-- INSTRUCTION --
All of the data needs to be repeated exactly.

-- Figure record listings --

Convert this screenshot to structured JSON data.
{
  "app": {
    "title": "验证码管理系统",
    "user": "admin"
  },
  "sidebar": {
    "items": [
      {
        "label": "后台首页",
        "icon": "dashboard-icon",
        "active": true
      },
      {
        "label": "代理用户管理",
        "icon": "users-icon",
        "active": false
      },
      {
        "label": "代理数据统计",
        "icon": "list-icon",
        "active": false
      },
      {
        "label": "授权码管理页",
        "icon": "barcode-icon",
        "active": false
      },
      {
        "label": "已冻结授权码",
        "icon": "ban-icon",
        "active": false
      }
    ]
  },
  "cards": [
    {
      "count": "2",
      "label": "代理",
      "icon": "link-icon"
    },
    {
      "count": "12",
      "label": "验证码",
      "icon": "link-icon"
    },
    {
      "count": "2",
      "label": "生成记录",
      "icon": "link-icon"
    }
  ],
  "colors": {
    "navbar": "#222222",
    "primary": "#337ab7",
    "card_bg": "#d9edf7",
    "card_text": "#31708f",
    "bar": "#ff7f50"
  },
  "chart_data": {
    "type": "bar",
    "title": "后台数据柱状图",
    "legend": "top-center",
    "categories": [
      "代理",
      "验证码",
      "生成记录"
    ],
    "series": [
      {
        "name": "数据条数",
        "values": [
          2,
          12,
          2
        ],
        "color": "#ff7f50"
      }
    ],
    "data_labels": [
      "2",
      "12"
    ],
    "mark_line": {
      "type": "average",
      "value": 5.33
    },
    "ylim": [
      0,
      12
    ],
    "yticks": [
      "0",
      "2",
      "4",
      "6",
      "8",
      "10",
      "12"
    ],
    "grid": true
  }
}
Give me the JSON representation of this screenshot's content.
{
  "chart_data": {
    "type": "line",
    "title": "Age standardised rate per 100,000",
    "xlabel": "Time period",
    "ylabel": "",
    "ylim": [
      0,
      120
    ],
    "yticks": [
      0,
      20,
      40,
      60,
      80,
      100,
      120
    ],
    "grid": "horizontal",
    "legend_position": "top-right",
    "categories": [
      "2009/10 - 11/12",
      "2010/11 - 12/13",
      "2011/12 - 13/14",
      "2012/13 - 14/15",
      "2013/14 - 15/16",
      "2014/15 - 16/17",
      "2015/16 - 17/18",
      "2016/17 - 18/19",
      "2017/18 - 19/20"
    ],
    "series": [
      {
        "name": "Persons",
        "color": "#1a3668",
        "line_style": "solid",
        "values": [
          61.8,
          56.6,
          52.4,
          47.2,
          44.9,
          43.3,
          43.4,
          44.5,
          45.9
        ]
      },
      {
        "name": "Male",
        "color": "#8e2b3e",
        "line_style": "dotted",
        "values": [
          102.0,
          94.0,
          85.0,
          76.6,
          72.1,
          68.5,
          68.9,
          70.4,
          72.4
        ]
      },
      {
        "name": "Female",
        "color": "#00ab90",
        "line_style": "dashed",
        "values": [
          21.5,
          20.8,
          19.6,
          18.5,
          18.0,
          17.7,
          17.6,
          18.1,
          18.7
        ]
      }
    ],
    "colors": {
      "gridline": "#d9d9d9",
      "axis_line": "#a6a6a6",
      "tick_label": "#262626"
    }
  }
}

-- SOLUTION TO THE EXERCISE --
Convert this screenshot to structured JSON data.
{
  "app": {
    "title": "验证码管理系统",
    "user": "admin"
  },
  "sidebar": {
    "items": [
      {
        "label": "后台首页",
        "icon": "dashboard-icon",
        "active": true
      },
      {
        "label": "代理用户管理",
        "icon": "users-icon",
        "active": false
      },
      {
        "label": "代理数据统计",
        "icon": "list-icon",
        "active": false
      },
      {
        "label": "授权码管理页",
        "icon": "barcode-icon",
        "active": false
      },
      {
        "label": "已冻结授权码",
        "icon": "ban-icon",
        "active": false
      }
    ]
  },
  "cards": [
    {
      "count": "2",
      "label": "代理",
      "icon": "link-icon"
    },
    {
      "count": "12",
      "label": "验证码",
      "icon": "link-icon"
    },
    {
      "count": "2",
      "label": "生成记录",
      "icon": "link-icon"
    }
  ],
  "colors": {
    "navbar": "#222222",
    "primary": "#337ab7",
    "card_bg": "#d9edf7",
    "card_text": "#31708f",
    "bar": "#ff7f50"
  },
  "chart_data": {
    "type": "bar",
    "title": "后台数据柱状图",
    "legend": "top-center",
    "categories": [
      "代理",
      "验证码",
      "生成记录"
    ],
    "series": [
      {
        "name": "数据条数",
        "values": [
          2,
          12,
          2
        ],
        "color": "#ff7f50"
      }
    ],
    "data_labels": [
      "2",
      "12"
    ],
    "mark_line": {
      "type": "average",
      "value": 5.33
    },
    "ylim": [
      0,
      12
    ],
    "yticks": [
      "0",
      "2",
      "4",
      "6",
      "8",
      "10",
      "12"
    ],
    "grid": true
  }
}
Give me the JSON representation of this screenshot's content.
{
  "chart_data": {
    "type": "line",
    "title": "Age standardised rate per 100,000",
    "xlabel": "Time period",
    "ylabel": "",
    "ylim": [
      0,
      120
    ],
    "yticks": [
      0,
      20,
      40,
      60,
      80,
      100,
      120
    ],
    "grid": "horizontal",
    "legend_position": "top-right",
    "categories": [
      "2009/10 - 11/12",
      "2010/11 - 12/13",
      "2011/12 - 13/14",
      "2012/13 - 14/15",
      "2013/14 - 15/16",
      "2014/15 - 16/17",
      "2015/16 - 17/18",
      "2016/17 - 18/19",
      "2017/18 - 19/20"
    ],
    "series": [
      {
        "name": "Persons",
        "color": "#1a3668",
        "line_style": "solid",
        "values": [
          61.8,
          56.6,
          52.4,
          47.2,
          44.9,
          43.3,
          43.4,
          44.5,
          45.9
        ]
      },
      {
        "name": "Male",
        "color": "#8e2b3e",
        "line_style": "dotted",
        "values": [
          102.0,
          94.0,
          85.0,
          76.6,
          72.1,
          68.5,
          68.9,
          70.4,
          72.4
        ]
      },
      {
        "name": "Female",
        "color": "#00ab90",
        "line_style": "dashed",
        "values": [
          21.5,
          20.8,
          19.6,
          18.5,
          18.0,
          17.7,
          17.6,
          18.1,
          18.7
        ]
      }
    ],
    "colors": {
      "gridline": "#d9d9d9",
      "axis_line": "#a6a6a6",
      "tick_label": "#262626"
    }
  }
}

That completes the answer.